▶ EXERCISE: Print each of the entries exactly, leaving nothing out.

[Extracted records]

* begin *

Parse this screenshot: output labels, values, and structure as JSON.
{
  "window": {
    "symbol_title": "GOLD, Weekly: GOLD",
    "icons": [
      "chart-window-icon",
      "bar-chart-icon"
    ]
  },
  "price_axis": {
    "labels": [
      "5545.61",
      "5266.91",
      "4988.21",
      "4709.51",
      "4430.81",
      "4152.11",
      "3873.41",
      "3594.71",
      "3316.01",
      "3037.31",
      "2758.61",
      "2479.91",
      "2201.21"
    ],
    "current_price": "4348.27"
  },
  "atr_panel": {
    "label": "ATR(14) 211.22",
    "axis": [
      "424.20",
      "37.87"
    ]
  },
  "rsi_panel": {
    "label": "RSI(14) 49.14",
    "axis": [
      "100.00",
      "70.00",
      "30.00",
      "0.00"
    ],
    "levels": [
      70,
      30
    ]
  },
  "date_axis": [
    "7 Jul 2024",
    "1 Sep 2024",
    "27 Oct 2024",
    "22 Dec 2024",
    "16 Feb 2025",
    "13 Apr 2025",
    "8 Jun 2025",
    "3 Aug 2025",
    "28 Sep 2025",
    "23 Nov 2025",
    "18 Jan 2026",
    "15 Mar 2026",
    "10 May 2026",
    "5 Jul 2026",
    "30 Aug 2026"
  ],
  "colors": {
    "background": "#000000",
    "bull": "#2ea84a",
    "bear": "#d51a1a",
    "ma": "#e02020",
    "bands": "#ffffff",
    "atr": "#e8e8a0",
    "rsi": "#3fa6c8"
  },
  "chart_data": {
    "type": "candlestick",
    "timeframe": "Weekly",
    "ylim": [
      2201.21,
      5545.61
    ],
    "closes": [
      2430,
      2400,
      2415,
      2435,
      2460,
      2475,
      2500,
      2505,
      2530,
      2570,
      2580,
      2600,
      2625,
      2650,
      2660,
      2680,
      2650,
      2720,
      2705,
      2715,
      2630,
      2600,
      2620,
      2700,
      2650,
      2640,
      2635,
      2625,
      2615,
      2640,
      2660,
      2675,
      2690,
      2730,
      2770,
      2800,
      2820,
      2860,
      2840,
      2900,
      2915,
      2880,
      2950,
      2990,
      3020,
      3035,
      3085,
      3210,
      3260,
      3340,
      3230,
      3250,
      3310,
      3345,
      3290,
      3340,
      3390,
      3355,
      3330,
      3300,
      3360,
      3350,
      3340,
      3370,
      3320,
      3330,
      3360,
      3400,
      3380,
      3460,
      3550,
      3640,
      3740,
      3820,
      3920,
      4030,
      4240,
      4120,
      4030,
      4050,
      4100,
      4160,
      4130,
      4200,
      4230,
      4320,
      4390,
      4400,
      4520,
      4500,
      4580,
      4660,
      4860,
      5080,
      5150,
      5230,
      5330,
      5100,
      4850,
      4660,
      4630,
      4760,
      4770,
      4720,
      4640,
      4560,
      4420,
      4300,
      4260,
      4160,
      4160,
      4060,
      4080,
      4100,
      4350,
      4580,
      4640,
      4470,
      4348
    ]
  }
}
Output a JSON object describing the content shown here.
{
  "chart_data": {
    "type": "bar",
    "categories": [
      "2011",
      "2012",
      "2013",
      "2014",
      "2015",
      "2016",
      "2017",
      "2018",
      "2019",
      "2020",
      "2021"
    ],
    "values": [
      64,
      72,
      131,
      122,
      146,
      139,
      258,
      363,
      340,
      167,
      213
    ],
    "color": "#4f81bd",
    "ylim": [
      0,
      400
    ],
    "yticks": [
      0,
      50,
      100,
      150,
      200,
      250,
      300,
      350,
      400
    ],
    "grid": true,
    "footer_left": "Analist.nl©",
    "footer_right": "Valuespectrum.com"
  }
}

* end *

▶ TASK RESULT:
Parse this screenshot: output labels, values, and structure as JSON.
{
  "window": {
    "symbol_title": "GOLD, Weekly: GOLD",
    "icons": [
      "chart-window-icon",
      "bar-chart-icon"
    ]
  },
  "price_axis": {
    "labels": [
      "5545.61",
      "5266.91",
      "4988.21",
      "4709.51",
      "4430.81",
      "4152.11",
      "3873.41",
      "3594.71",
      "3316.01",
      "3037.31",
      "2758.61",
      "2479.91",
      "2201.21"
    ],
    "current_price": "4348.27"
  },
  "atr_panel": {
    "label": "ATR(14) 211.22",
    "axis": [
      "424.20",
      "37.87"
    ]
  },
  "rsi_panel": {
    "label": "RSI(14) 49.14",
    "axis": [
      "100.00",
      "70.00",
      "30.00",
      "0.00"
    ],
    "levels": [
      70,
      30
    ]
  },
  "date_axis": [
    "7 Jul 2024",
    "1 Sep 2024",
    "27 Oct 2024",
    "22 Dec 2024",
    "16 Feb 2025",
    "13 Apr 2025",
    "8 Jun 2025",
    "3 Aug 2025",
    "28 Sep 2025",
    "23 Nov 2025",
    "18 Jan 2026",
    "15 Mar 2026",
    "10 May 2026",
    "5 Jul 2026",
    "30 Aug 2026"
  ],
  "colors": {
    "background": "#000000",
    "bull": "#2ea84a",
    "bear": "#d51a1a",
    "ma": "#e02020",
    "bands": "#ffffff",
    "atr": "#e8e8a0",
    "rsi": "#3fa6c8"
  },
  "chart_data": {
    "type": "candlestick",
    "timeframe": "Weekly",
    "ylim": [
      2201.21,
      5545.61
    ],
    "closes": [
      2430,
      2400,
      2415,
      2435,
      2460,
      2475,
      2500,
      2505,
      2530,
      2570,
      2580,
      2600,
      2625,
      2650,
      2660,
      2680,
      2650,
      2720,
      2705,
      2715,
      2630,
      2600,
      2620,
      2700,
      2650,
      2640,
      2635,
      2625,
      2615,
      2640,
      2660,
      2675,
      2690,
      2730,
      2770,
      2800,
      2820,
      2860,
      2840,
      2900,
      2915,
      2880,
      2950,
      2990,
      3020,
      3035,
      3085,
      3210,
      3260,
      3340,
      3230,
      3250,
      3310,
      3345,
      3290,
      3340,
      3390,
      3355,
      3330,
      3300,
      3360,
      3350,
      3340,
      3370,
      3320,
      3330,
      3360,
      3400,
      3380,
      3460,
      3550,
      3640,
      3740,
      3820,
      3920,
      4030,
      4240,
      4120,
      4030,
      4050,
      4100,
      4160,
      4130,
      4200,
      4230,
      4320,
      4390,
      4400,
      4520,
      4500,
      4580,
      4660,
      4860,
      5080,
      5150,
      5230,
      5330,
      5100,
      4850,
      4660,
      4630,
      4760,
      4770,
      4720,
      4640,
      4560,
      4420,
      4300,
      4260,
      4160,
      4160,
      4060,
      4080,
      4100,
      4350,
      4580,
      4640,
      4470,
      4348
    ]
  }
}
Output a JSON object describing the content shown here.
{
  "chart_data": {
    "type": "bar",
    "categories": [
      "2011",
      "2012",
      "2013",
      "2014",
      "2015",
      "2016",
      "2017",
      "2018",
      "2019",
      "2020",
      "2021"
    ],
    "values": [
      64,
      72,
      131,
      122,
      146,
      139,
      258,
      363,
      340,
      167,
      213
    ],
    "color": "#4f81bd",
    "ylim": [
      0,
      400
    ],
    "yticks": [
      0,
      50,
      100,
      150,
      200,
      250,
      300,
      350,
      400
    ],
    "grid": true,
    "footer_left": "Analist.nl©",
    "footer_right": "Valuespectrum.com"
  }
}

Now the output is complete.